Copy, in full, each line of the material that holds the word "True".

+--

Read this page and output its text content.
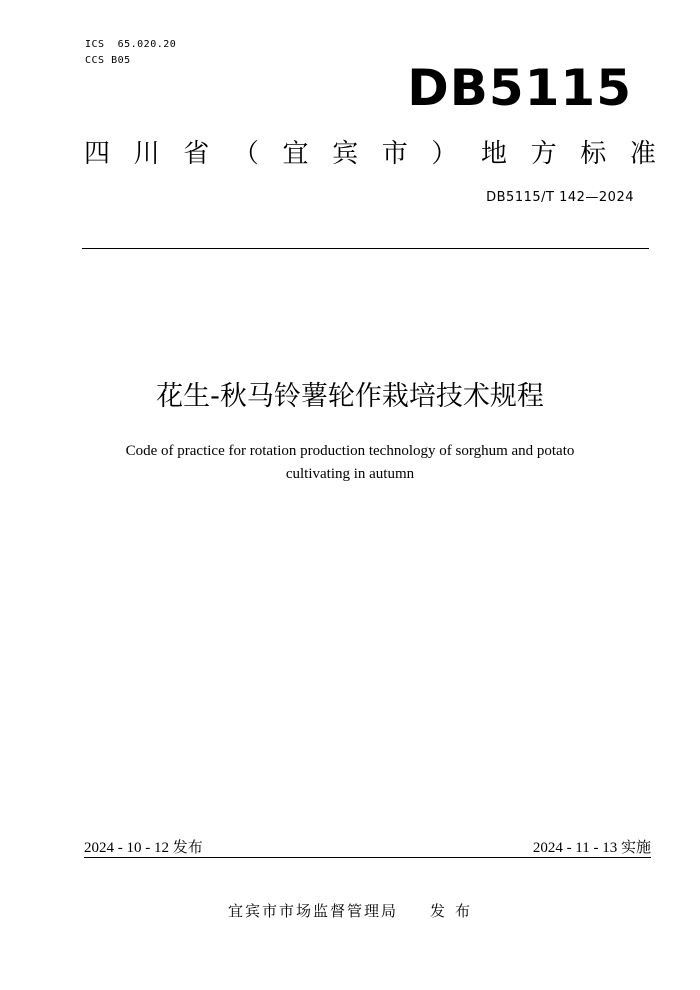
ICS  65.020.20
CCS B05	DB5115
四 川 省 （ 宜 宾 市 ） 地 方 标 准
DB5115/T 142—2024
花生-秋马铃薯轮作栽培技术规程
Code of practice for rotation production technology of sorghum and potato
cultivating in autumn
2024 - 10 - 12 发布	2024 - 11 - 13 实施
宜宾市市场监督管理局 发布
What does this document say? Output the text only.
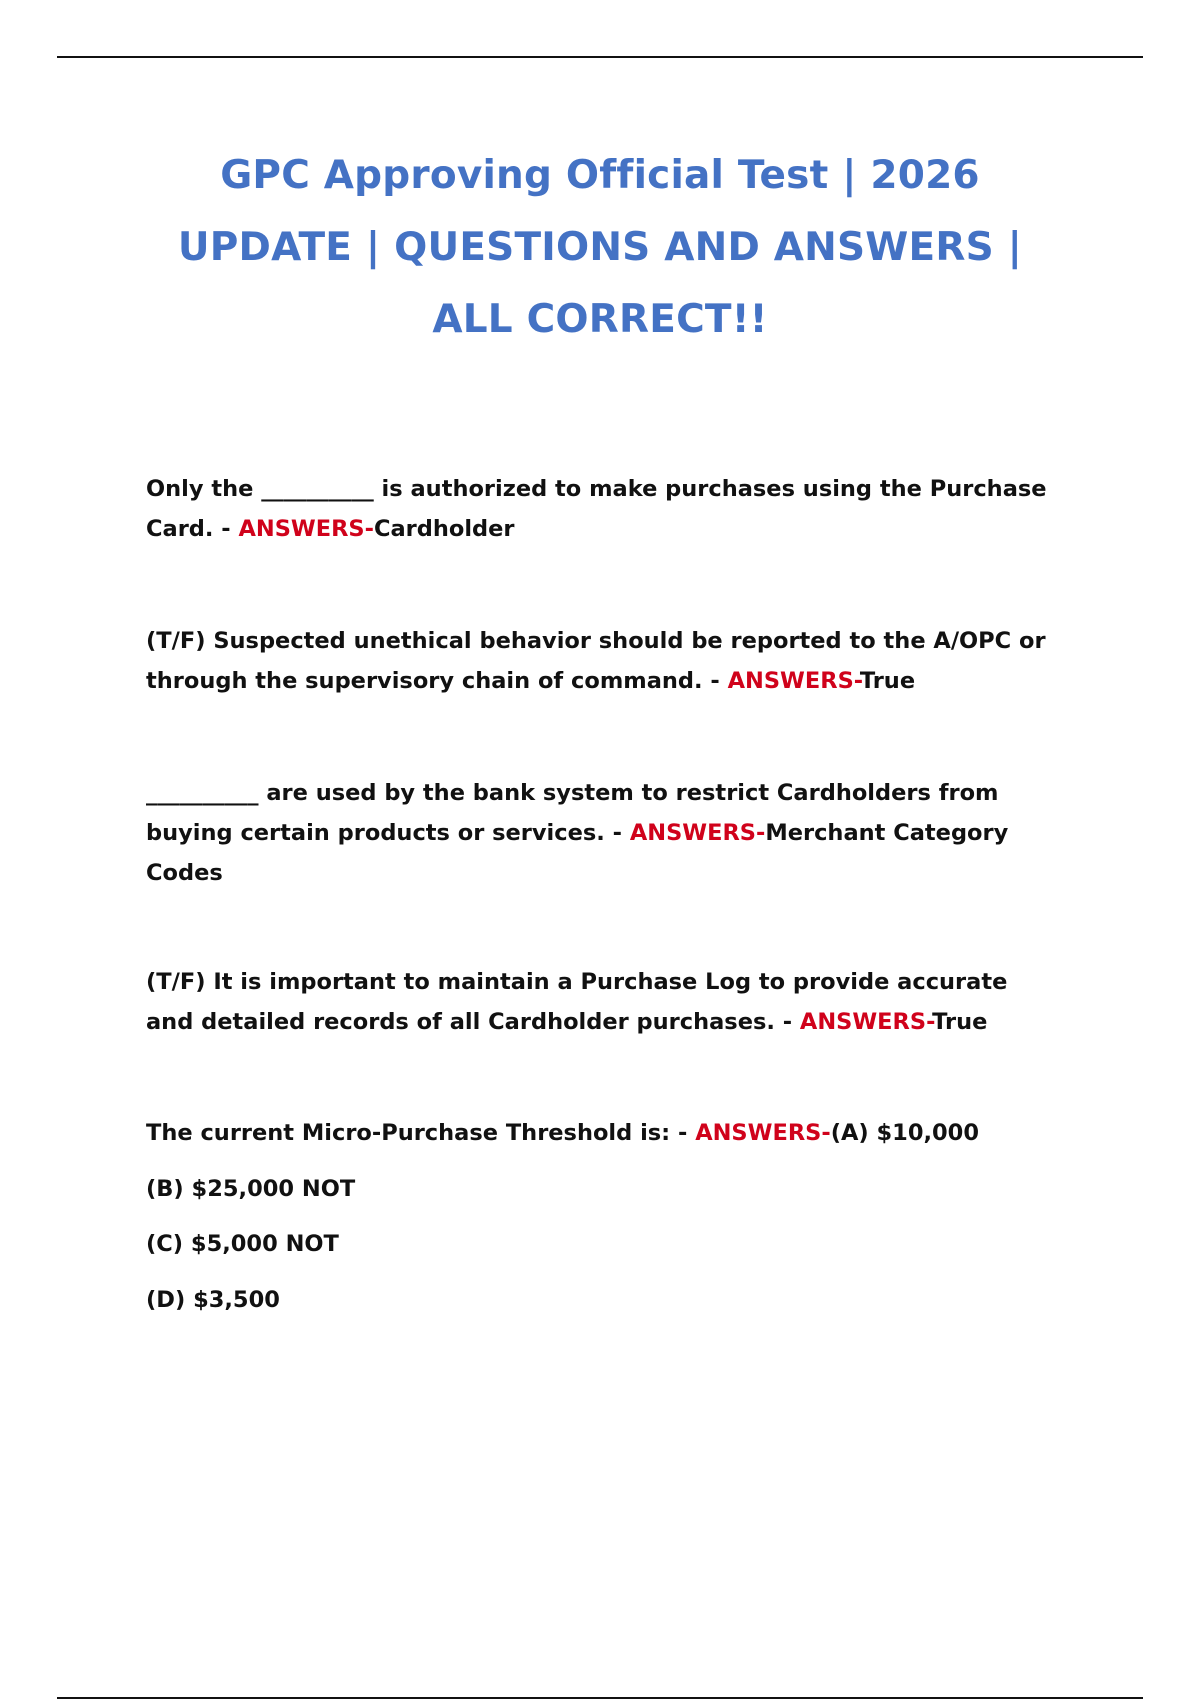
GPC Approving Official Test | 2026
UPDATE | QUESTIONS AND ANSWERS |
ALL CORRECT!!
Only the __________ is authorized to make purchases using the Purchase
Card. - ANSWERS-Cardholder
(T/F) Suspected unethical behavior should be reported to the A/OPC or
through the supervisory chain of command. - ANSWERS-True
__________ are used by the bank system to restrict Cardholders from
buying certain products or services. - ANSWERS-Merchant Category
Codes
(T/F) It is important to maintain a Purchase Log to provide accurate
and detailed records of all Cardholder purchases. - ANSWERS-True
The current Micro-Purchase Threshold is: - ANSWERS-(A) $10,000
(B) $25,000 NOT
(C) $5,000 NOT
(D) $3,500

+--

Finished answer:
through the supervisory chain of command. - ANSWERS-True
and detailed records of all Cardholder purchases. - ANSWERS-True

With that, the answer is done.